Exercise task:
Print all of the entries exactly, minus the pictures.

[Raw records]
######

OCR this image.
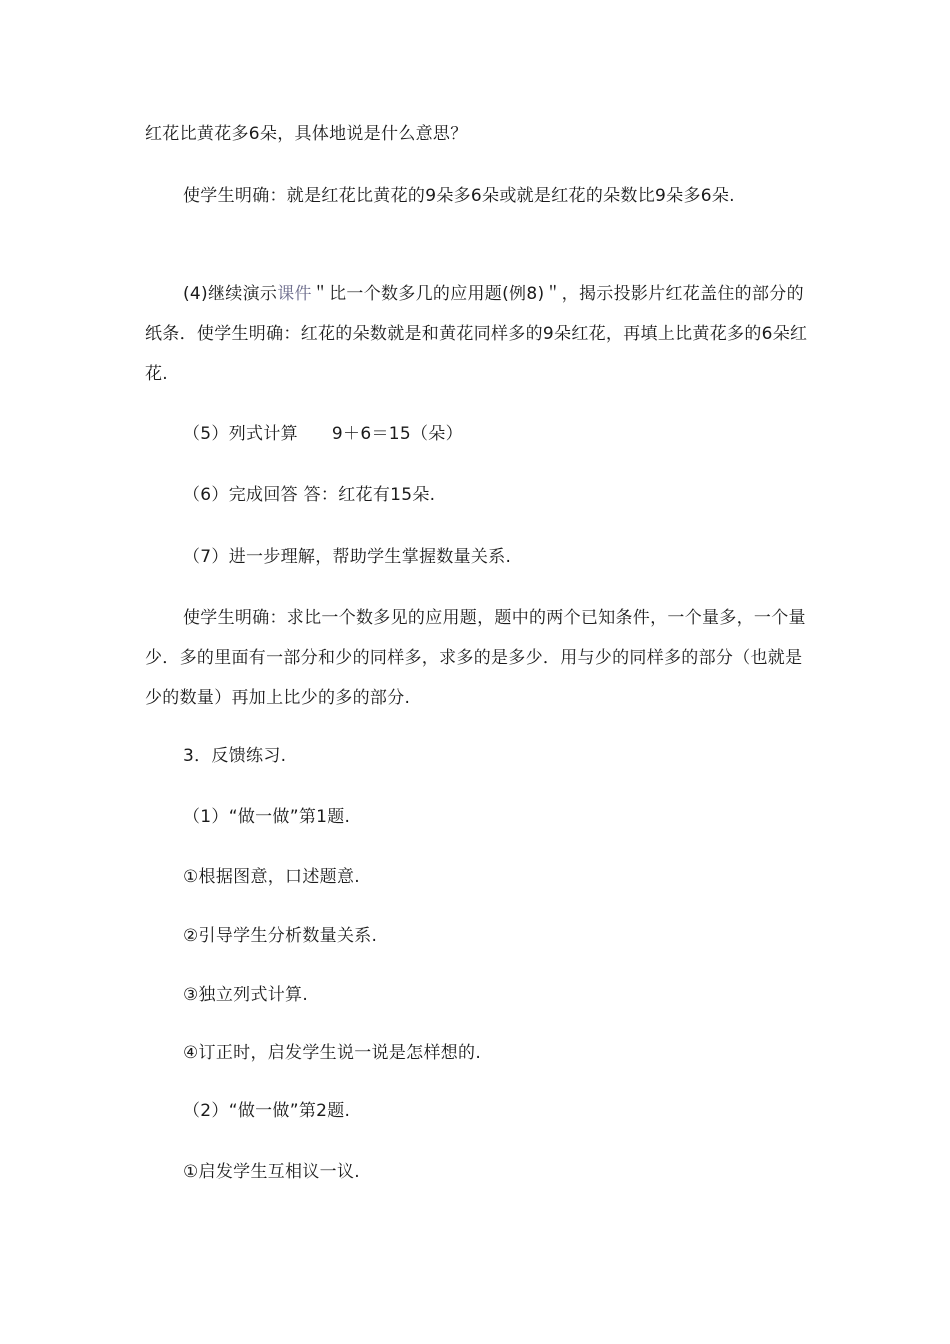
红花比黄花多6朵，具体地说是什么意思？

使学生明确：就是红花比黄花的9朵多6朵或就是红花的朵数比9朵多6朵.

(4)继续演示课件＂比一个数多几的应用题(例8)＂，揭示投影片红花盖住的部分的纸条．使学生明确：红花的朵数就是和黄花同样多的9朵红花，再填上比黄花多的6朵红花.

（5）列式计算 9＋6＝15（朵）

（6）完成回答 答：红花有15朵.

（7）进一步理解，帮助学生掌握数量关系.

使学生明确：求比一个数多见的应用题，题中的两个已知条件，一个量多，一个量少．多的里面有一部分和少的同样多，求多的是多少．用与少的同样多的部分（也就是少的数量）再加上比少的多的部分.

3．反馈练习.

（1）“做一做”第1题.

①根据图意，口述题意.

②引导学生分析数量关系.

③独立列式计算.

④订正时，启发学生说一说是怎样想的.

（2）“做一做”第2题.

①启发学生互相议一议.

######

Full response:
OCR this image.
红花比黄花多6朵，具体地说是什么意思？

使学生明确：就是红花比黄花的9朵多6朵或就是红花的朵数比9朵多6朵.

(4)继续演示课件＂比一个数多几的应用题(例8)＂，揭示投影片红花盖住的部分的纸条．使学生明确：红花的朵数就是和黄花同样多的9朵红花，再填上比黄花多的6朵红花.

（5）列式计算 9＋6＝15（朵）

（6）完成回答 答：红花有15朵.

（7）进一步理解，帮助学生掌握数量关系.

使学生明确：求比一个数多见的应用题，题中的两个已知条件，一个量多，一个量少．多的里面有一部分和少的同样多，求多的是多少．用与少的同样多的部分（也就是少的数量）再加上比少的多的部分.

3．反馈练习.

（1）“做一做”第1题.

①根据图意，口述题意.

②引导学生分析数量关系.

③独立列式计算.

④订正时，启发学生说一说是怎样想的.

（2）“做一做”第2题.

①启发学生互相议一议.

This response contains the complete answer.